##### Given data

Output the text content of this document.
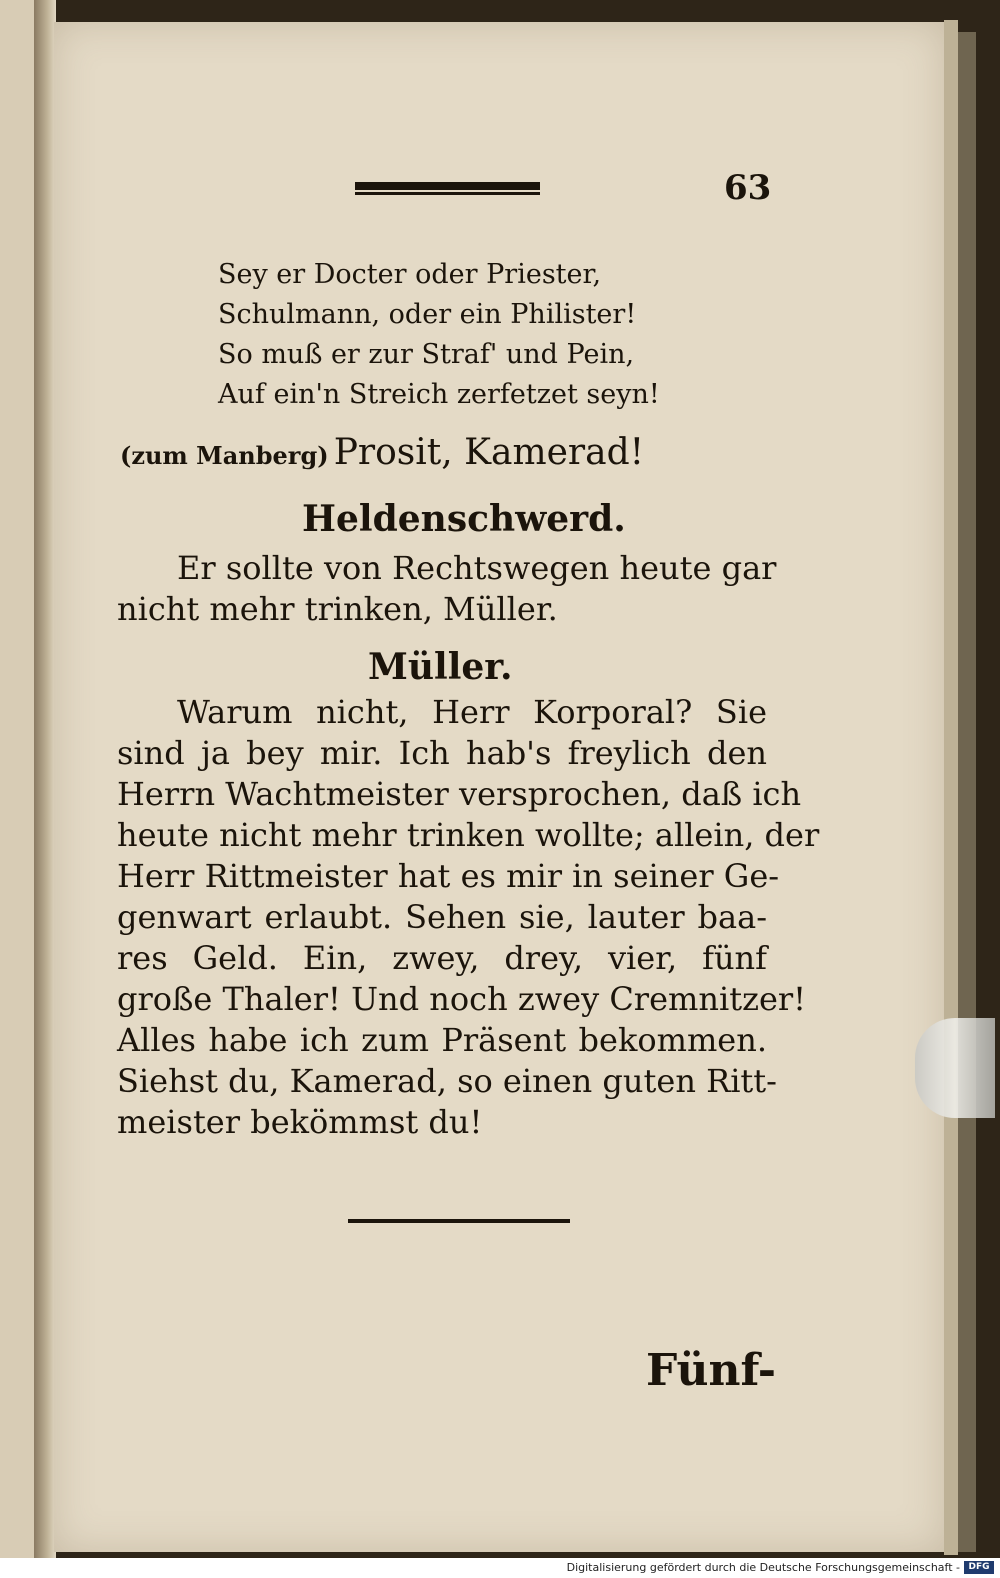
63
Sey er Docter oder Priester,
Schulmann, oder ein Philister!
So muß er zur Straf' und Pein,
Auf ein'n Streich zerfetzet seyn!
(zum Manberg) Prosit, Kamerad!
Heldenschwerd.
Er sollte von Rechtswegen heute gar
nicht mehr trinken, Müller.
Müller.
Warum nicht, Herr Korporal? Sie
sind ja bey mir. Ich hab's freylich den
Herrn Wachtmeister versprochen, daß ich
heute nicht mehr trinken wollte; allein, der
Herr Rittmeister hat es mir in seiner Ge-
genwart erlaubt. Sehen sie, lauter baa-
res Geld. Ein, zwey, drey, vier, fünf
große Thaler! Und noch zwey Cremnitzer!
Alles habe ich zum Präsent bekommen.
Siehst du, Kamerad, so einen guten Ritt-
meister bekömmst du!
Fünf-
Digitalisierung gefördert durch die Deutsche Forschungsgemeinschaft - DFG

##########

Exercise goal: Reproduce the whole listing word for word, setting aside any pictures.

Complete response:
Output the text content of this document.
63
Sey er Docter oder Priester,
Schulmann, oder ein Philister!
So muß er zur Straf' und Pein,
Auf ein'n Streich zerfetzet seyn!
(zum Manberg) Prosit, Kamerad!
Heldenschwerd.
Er sollte von Rechtswegen heute gar
nicht mehr trinken, Müller.
Müller.
Warum nicht, Herr Korporal? Sie
sind ja bey mir. Ich hab's freylich den
Herrn Wachtmeister versprochen, daß ich
heute nicht mehr trinken wollte; allein, der
Herr Rittmeister hat es mir in seiner Ge-
genwart erlaubt. Sehen sie, lauter baa-
res Geld. Ein, zwey, drey, vier, fünf
große Thaler! Und noch zwey Cremnitzer!
Alles habe ich zum Präsent bekommen.
Siehst du, Kamerad, so einen guten Ritt-
meister bekömmst du!
Fünf-
Digitalisierung gefördert durch die Deutsche Forschungsgemeinschaft - DFG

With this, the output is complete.